━━━ Records for the exercise

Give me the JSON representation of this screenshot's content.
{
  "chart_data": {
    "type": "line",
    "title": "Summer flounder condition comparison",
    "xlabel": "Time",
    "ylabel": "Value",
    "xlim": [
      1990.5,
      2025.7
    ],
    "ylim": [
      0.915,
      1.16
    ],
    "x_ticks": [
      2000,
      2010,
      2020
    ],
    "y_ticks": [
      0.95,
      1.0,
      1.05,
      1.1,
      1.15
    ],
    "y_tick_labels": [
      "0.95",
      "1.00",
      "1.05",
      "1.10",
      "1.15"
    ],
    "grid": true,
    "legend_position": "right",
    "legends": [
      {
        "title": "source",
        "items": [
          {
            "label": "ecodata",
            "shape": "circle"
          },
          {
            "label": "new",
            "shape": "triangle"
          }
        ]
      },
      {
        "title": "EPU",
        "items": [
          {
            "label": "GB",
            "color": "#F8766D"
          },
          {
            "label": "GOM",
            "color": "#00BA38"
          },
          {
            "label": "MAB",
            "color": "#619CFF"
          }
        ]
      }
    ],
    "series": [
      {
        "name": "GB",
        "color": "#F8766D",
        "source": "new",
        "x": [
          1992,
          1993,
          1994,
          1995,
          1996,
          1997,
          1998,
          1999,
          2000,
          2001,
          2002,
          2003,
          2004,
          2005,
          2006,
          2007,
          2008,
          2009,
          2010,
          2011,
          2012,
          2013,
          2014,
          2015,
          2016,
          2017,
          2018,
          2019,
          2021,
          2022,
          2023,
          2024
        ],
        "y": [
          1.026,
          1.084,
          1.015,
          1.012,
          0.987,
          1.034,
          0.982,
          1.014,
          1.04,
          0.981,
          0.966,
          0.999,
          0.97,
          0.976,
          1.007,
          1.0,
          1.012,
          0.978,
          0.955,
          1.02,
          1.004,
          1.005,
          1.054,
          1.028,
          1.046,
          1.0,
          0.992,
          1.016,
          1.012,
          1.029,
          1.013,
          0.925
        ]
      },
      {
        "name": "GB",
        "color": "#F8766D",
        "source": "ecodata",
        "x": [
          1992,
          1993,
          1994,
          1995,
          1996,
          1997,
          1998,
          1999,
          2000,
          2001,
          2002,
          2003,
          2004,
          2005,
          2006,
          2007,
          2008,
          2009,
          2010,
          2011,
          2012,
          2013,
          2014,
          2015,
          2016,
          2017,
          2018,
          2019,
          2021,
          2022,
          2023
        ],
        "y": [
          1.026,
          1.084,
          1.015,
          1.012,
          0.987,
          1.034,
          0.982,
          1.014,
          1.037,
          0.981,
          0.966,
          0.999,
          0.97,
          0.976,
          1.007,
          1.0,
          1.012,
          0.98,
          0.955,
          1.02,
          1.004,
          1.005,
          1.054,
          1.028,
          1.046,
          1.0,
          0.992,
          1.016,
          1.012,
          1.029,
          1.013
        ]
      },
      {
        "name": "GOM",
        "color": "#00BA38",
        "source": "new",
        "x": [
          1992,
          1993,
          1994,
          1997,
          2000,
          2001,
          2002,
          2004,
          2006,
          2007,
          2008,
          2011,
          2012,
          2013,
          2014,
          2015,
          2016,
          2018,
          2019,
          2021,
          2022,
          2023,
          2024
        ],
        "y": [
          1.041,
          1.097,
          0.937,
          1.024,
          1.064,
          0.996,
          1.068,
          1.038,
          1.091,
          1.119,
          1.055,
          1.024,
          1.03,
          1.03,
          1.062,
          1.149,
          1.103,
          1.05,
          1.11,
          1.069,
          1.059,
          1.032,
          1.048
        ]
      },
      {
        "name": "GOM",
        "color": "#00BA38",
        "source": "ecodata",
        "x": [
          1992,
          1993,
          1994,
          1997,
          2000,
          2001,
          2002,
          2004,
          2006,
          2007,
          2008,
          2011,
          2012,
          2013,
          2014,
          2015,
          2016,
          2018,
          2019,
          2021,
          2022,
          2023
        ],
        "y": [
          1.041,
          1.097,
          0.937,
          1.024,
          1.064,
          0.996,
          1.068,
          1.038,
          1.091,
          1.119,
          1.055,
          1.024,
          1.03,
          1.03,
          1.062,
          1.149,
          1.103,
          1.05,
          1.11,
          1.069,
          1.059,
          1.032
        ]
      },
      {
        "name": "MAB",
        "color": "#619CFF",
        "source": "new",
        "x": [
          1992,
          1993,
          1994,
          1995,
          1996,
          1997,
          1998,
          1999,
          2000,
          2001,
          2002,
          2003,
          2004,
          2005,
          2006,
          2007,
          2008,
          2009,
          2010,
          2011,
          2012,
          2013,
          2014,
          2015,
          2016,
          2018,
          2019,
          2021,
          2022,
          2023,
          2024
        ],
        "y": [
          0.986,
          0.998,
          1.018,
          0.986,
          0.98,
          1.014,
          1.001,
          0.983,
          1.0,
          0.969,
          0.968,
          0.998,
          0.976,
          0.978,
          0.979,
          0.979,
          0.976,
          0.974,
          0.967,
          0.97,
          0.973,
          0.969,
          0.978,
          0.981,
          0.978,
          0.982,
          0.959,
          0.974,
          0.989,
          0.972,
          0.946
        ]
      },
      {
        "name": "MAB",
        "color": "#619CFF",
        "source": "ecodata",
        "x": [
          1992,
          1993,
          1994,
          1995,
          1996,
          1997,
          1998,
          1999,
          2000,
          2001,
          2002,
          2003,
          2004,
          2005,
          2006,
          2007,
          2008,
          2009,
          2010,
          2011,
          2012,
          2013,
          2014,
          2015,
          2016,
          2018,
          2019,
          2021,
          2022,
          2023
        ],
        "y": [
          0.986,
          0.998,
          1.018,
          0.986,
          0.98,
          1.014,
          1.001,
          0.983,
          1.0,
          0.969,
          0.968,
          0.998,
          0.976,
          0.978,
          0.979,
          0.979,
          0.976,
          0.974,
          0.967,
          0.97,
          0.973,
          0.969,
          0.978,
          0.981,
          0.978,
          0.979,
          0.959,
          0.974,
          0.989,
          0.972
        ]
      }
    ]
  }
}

━━━━━━

▶ [Direction]: Print all of the data exactly as it was given.

▶ [Output for this exercise]:
Give me the JSON representation of this screenshot's content.
{
  "chart_data": {
    "type": "line",
    "title": "Summer flounder condition comparison",
    "xlabel": "Time",
    "ylabel": "Value",
    "xlim": [
      1990.5,
      2025.7
    ],
    "ylim": [
      0.915,
      1.16
    ],
    "x_ticks": [
      2000,
      2010,
      2020
    ],
    "y_ticks": [
      0.95,
      1.0,
      1.05,
      1.1,
      1.15
    ],
    "y_tick_labels": [
      "0.95",
      "1.00",
      "1.05",
      "1.10",
      "1.15"
    ],
    "grid": true,
    "legend_position": "right",
    "legends": [
      {
        "title": "source",
        "items": [
          {
            "label": "ecodata",
            "shape": "circle"
          },
          {
            "label": "new",
            "shape": "triangle"
          }
        ]
      },
      {
        "title": "EPU",
        "items": [
          {
            "label": "GB",
            "color": "#F8766D"
          },
          {
            "label": "GOM",
            "color": "#00BA38"
          },
          {
            "label": "MAB",
            "color": "#619CFF"
          }
        ]
      }
    ],
    "series": [
      {
        "name": "GB",
        "color": "#F8766D",
        "source": "new",
        "x": [
          1992,
          1993,
          1994,
          1995,
          1996,
          1997,
          1998,
          1999,
          2000,
          2001,
          2002,
          2003,
          2004,
          2005,
          2006,
          2007,
          2008,
          2009,
          2010,
          2011,
          2012,
          2013,
          2014,
          2015,
          2016,
          2017,
          2018,
          2019,
          2021,
          2022,
          2023,
          2024
        ],
        "y": [
          1.026,
          1.084,
          1.015,
          1.012,
          0.987,
          1.034,
          0.982,
          1.014,
          1.04,
          0.981,
          0.966,
          0.999,
          0.97,
          0.976,
          1.007,
          1.0,
          1.012,
          0.978,
          0.955,
          1.02,
          1.004,
          1.005,
          1.054,
          1.028,
          1.046,
          1.0,
          0.992,
          1.016,
          1.012,
          1.029,
          1.013,
          0.925
        ]
      },
      {
        "name": "GB",
        "color": "#F8766D",
        "source": "ecodata",
        "x": [
          1992,
          1993,
          1994,
          1995,
          1996,
          1997,
          1998,
          1999,
          2000,
          2001,
          2002,
          2003,
          2004,
          2005,
          2006,
          2007,
          2008,
          2009,
          2010,
          2011,
          2012,
          2013,
          2014,
          2015,
          2016,
          2017,
          2018,
          2019,
          2021,
          2022,
          2023
        ],
        "y": [
          1.026,
          1.084,
          1.015,
          1.012,
          0.987,
          1.034,
          0.982,
          1.014,
          1.037,
          0.981,
          0.966,
          0.999,
          0.97,
          0.976,
          1.007,
          1.0,
          1.012,
          0.98,
          0.955,
          1.02,
          1.004,
          1.005,
          1.054,
          1.028,
          1.046,
          1.0,
          0.992,
          1.016,
          1.012,
          1.029,
          1.013
        ]
      },
      {
        "name": "GOM",
        "color": "#00BA38",
        "source": "new",
        "x": [
          1992,
          1993,
          1994,
          1997,
          2000,
          2001,
          2002,
          2004,
          2006,
          2007,
          2008,
          2011,
          2012,
          2013,
          2014,
          2015,
          2016,
          2018,
          2019,
          2021,
          2022,
          2023,
          2024
        ],
        "y": [
          1.041,
          1.097,
          0.937,
          1.024,
          1.064,
          0.996,
          1.068,
          1.038,
          1.091,
          1.119,
          1.055,
          1.024,
          1.03,
          1.03,
          1.062,
          1.149,
          1.103,
          1.05,
          1.11,
          1.069,
          1.059,
          1.032,
          1.048
        ]
      },
      {
        "name": "GOM",
        "color": "#00BA38",
        "source": "ecodata",
        "x": [
          1992,
          1993,
          1994,
          1997,
          2000,
          2001,
          2002,
          2004,
          2006,
          2007,
          2008,
          2011,
          2012,
          2013,
          2014,
          2015,
          2016,
          2018,
          2019,
          2021,
          2022,
          2023
        ],
        "y": [
          1.041,
          1.097,
          0.937,
          1.024,
          1.064,
          0.996,
          1.068,
          1.038,
          1.091,
          1.119,
          1.055,
          1.024,
          1.03,
          1.03,
          1.062,
          1.149,
          1.103,
          1.05,
          1.11,
          1.069,
          1.059,
          1.032
        ]
      },
      {
        "name": "MAB",
        "color": "#619CFF",
        "source": "new",
        "x": [
          1992,
          1993,
          1994,
          1995,
          1996,
          1997,
          1998,
          1999,
          2000,
          2001,
          2002,
          2003,
          2004,
          2005,
          2006,
          2007,
          2008,
          2009,
          2010,
          2011,
          2012,
          2013,
          2014,
          2015,
          2016,
          2018,
          2019,
          2021,
          2022,
          2023,
          2024
        ],
        "y": [
          0.986,
          0.998,
          1.018,
          0.986,
          0.98,
          1.014,
          1.001,
          0.983,
          1.0,
          0.969,
          0.968,
          0.998,
          0.976,
          0.978,
          0.979,
          0.979,
          0.976,
          0.974,
          0.967,
          0.97,
          0.973,
          0.969,
          0.978,
          0.981,
          0.978,
          0.982,
          0.959,
          0.974,
          0.989,
          0.972,
          0.946
        ]
      },
      {
        "name": "MAB",
        "color": "#619CFF",
        "source": "ecodata",
        "x": [
          1992,
          1993,
          1994,
          1995,
          1996,
          1997,
          1998,
          1999,
          2000,
          2001,
          2002,
          2003,
          2004,
          2005,
          2006,
          2007,
          2008,
          2009,
          2010,
          2011,
          2012,
          2013,
          2014,
          2015,
          2016,
          2018,
          2019,
          2021,
          2022,
          2023
        ],
        "y": [
          0.986,
          0.998,
          1.018,
          0.986,
          0.98,
          1.014,
          1.001,
          0.983,
          1.0,
          0.969,
          0.968,
          0.998,
          0.976,
          0.978,
          0.979,
          0.979,
          0.976,
          0.974,
          0.967,
          0.97,
          0.973,
          0.969,
          0.978,
          0.981,
          0.978,
          0.979,
          0.959,
          0.974,
          0.989,
          0.972
        ]
      }
    ]
  }
}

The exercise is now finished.